* [Objective]: Write out all records as given; omit images.

— begin —

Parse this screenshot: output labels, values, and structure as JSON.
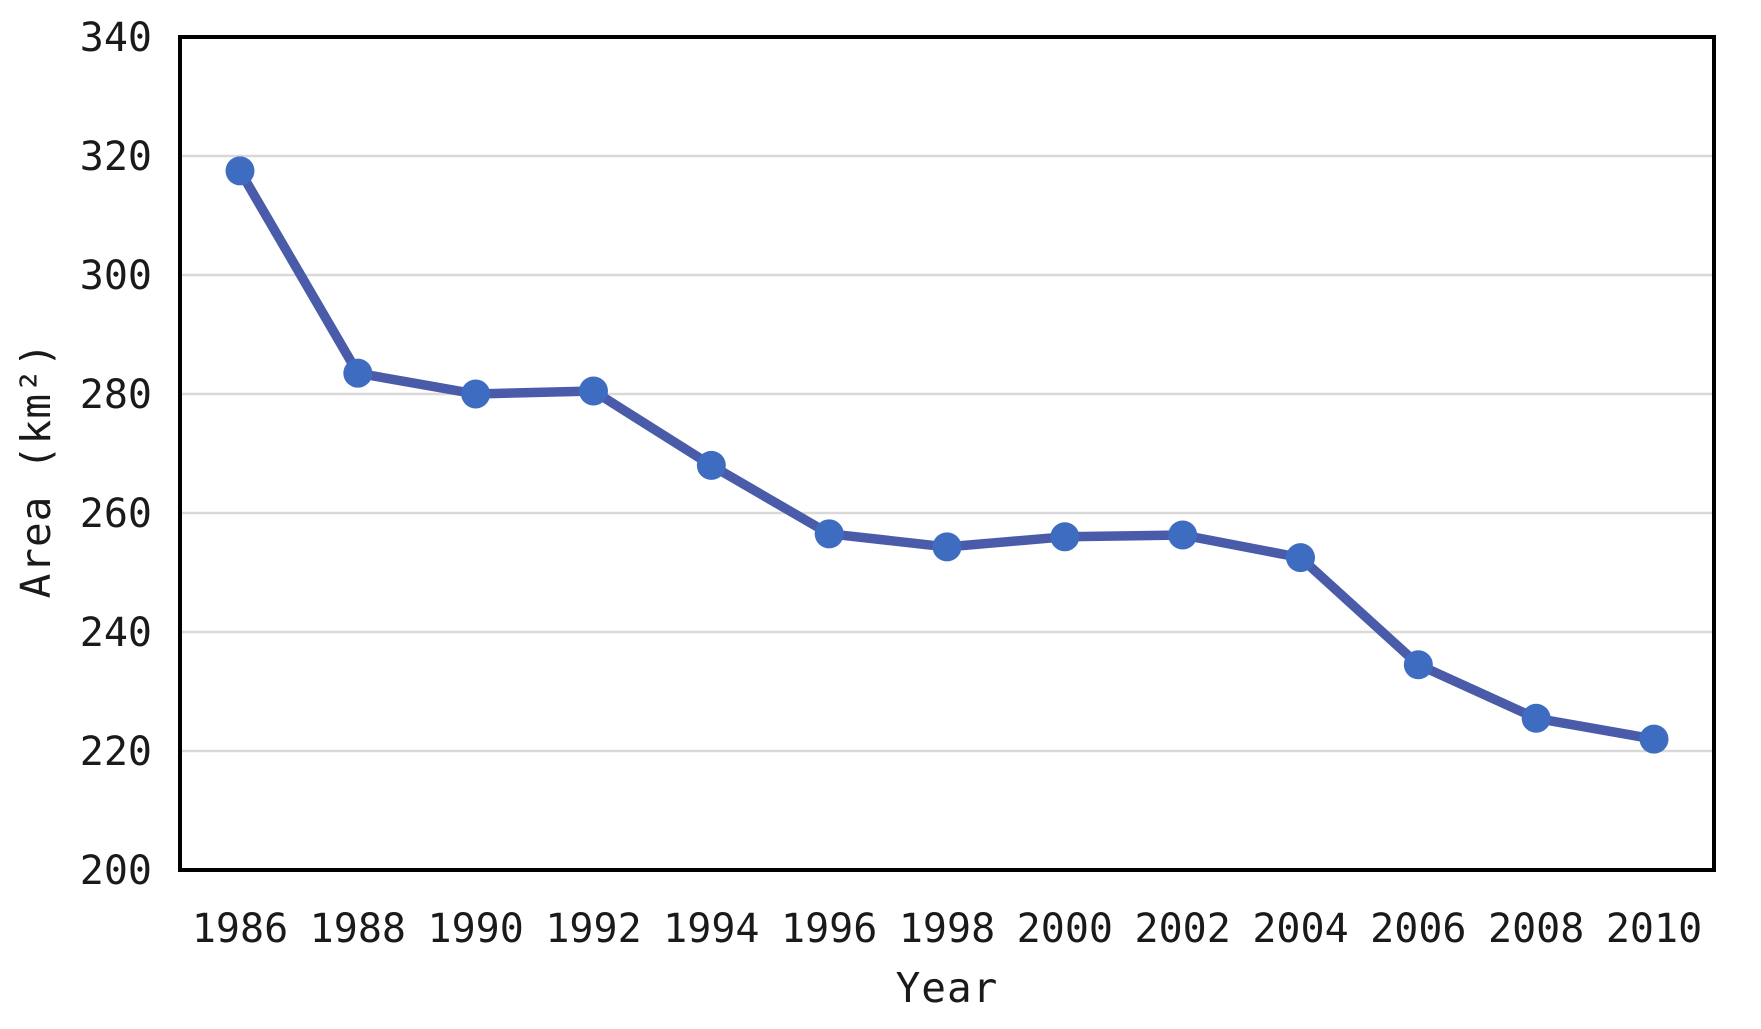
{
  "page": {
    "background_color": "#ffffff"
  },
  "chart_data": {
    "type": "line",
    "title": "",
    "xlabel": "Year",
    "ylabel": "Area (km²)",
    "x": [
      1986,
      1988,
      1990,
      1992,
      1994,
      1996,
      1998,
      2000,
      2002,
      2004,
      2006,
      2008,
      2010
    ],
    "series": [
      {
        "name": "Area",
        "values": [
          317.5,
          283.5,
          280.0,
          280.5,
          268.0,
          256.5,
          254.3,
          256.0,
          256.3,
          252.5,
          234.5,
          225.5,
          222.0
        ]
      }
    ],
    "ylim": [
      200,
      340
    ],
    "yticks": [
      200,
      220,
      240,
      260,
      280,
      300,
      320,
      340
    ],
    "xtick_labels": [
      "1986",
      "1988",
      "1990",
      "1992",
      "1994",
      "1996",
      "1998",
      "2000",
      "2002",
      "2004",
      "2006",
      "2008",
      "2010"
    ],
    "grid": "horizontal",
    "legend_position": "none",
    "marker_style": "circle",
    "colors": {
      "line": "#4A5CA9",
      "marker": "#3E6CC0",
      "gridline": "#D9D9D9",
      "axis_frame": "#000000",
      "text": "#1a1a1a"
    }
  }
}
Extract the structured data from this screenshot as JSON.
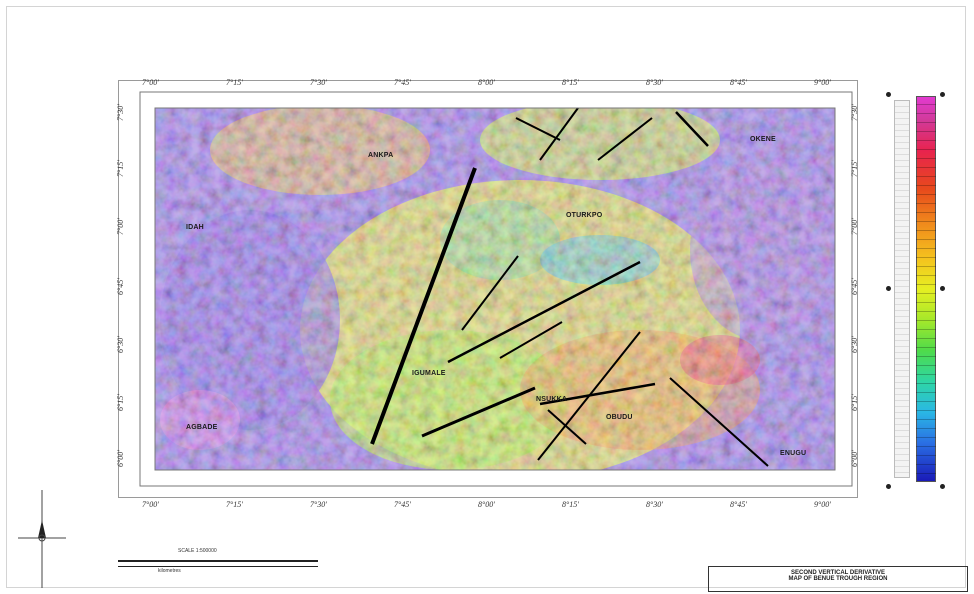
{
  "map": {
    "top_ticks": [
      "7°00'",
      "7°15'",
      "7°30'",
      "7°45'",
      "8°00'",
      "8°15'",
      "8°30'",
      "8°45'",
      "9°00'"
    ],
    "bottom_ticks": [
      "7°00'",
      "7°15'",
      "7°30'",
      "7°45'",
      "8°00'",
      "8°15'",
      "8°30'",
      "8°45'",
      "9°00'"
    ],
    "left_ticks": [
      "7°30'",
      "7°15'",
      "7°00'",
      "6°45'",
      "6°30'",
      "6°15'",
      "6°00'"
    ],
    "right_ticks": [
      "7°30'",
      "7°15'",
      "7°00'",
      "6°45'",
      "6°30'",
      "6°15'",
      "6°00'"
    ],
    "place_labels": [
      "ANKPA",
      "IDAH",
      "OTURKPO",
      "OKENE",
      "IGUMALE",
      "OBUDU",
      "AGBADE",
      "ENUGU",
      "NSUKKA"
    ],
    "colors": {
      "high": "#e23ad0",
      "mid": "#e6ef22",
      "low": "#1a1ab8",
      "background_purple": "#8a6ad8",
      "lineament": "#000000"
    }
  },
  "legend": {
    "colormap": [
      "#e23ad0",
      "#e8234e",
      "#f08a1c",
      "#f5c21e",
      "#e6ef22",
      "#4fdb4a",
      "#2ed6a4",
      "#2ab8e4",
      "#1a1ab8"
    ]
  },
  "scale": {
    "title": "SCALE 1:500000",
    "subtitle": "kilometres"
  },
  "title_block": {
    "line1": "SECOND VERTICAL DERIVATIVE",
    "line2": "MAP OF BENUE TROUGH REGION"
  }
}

— end —

* [Solution]:
Parse this screenshot: output labels, values, and structure as JSON.
{
  "page": {
    "background_color": "#ffffff"
  },
  "chart_data": {
    "type": "line",
    "title": "",
    "xlabel": "Year",
    "ylabel": "Area (km²)",
    "x": [
      1986,
      1988,
      1990,
      1992,
      1994,
      1996,
      1998,
      2000,
      2002,
      2004,
      2006,
      2008,
      2010
    ],
    "series": [
      {
        "name": "Area",
        "values": [
          317.5,
          283.5,
          280.0,
          280.5,
          268.0,
          256.5,
          254.3,
          256.0,
          256.3,
          252.5,
          234.5,
          225.5,
          222.0
        ]
      }
    ],
    "ylim": [
      200,
      340
    ],
    "yticks": [
      200,
      220,
      240,
      260,
      280,
      300,
      320,
      340
    ],
    "xtick_labels": [
      "1986",
      "1988",
      "1990",
      "1992",
      "1994",
      "1996",
      "1998",
      "2000",
      "2002",
      "2004",
      "2006",
      "2008",
      "2010"
    ],
    "grid": "horizontal",
    "legend_position": "none",
    "marker_style": "circle",
    "colors": {
      "line": "#4A5CA9",
      "marker": "#3E6CC0",
      "gridline": "#D9D9D9",
      "axis_frame": "#000000",
      "text": "#1a1a1a"
    }
  }
}
Extract the structured data from this screenshot as JSON.
{
  "map": {
    "top_ticks": [
      "7°00'",
      "7°15'",
      "7°30'",
      "7°45'",
      "8°00'",
      "8°15'",
      "8°30'",
      "8°45'",
      "9°00'"
    ],
    "bottom_ticks": [
      "7°00'",
      "7°15'",
      "7°30'",
      "7°45'",
      "8°00'",
      "8°15'",
      "8°30'",
      "8°45'",
      "9°00'"
    ],
    "left_ticks": [
      "7°30'",
      "7°15'",
      "7°00'",
      "6°45'",
      "6°30'",
      "6°15'",
      "6°00'"
    ],
    "right_ticks": [
      "7°30'",
      "7°15'",
      "7°00'",
      "6°45'",
      "6°30'",
      "6°15'",
      "6°00'"
    ],
    "place_labels": [
      "ANKPA",
      "IDAH",
      "OTURKPO",
      "OKENE",
      "IGUMALE",
      "OBUDU",
      "AGBADE",
      "ENUGU",
      "NSUKKA"
    ],
    "colors": {
      "high": "#e23ad0",
      "mid": "#e6ef22",
      "low": "#1a1ab8",
      "background_purple": "#8a6ad8",
      "lineament": "#000000"
    }
  },
  "legend": {
    "colormap": [
      "#e23ad0",
      "#e8234e",
      "#f08a1c",
      "#f5c21e",
      "#e6ef22",
      "#4fdb4a",
      "#2ed6a4",
      "#2ab8e4",
      "#1a1ab8"
    ]
  },
  "scale": {
    "title": "SCALE 1:500000",
    "subtitle": "kilometres"
  },
  "title_block": {
    "line1": "SECOND VERTICAL DERIVATIVE",
    "line2": "MAP OF BENUE TROUGH REGION"
  }
}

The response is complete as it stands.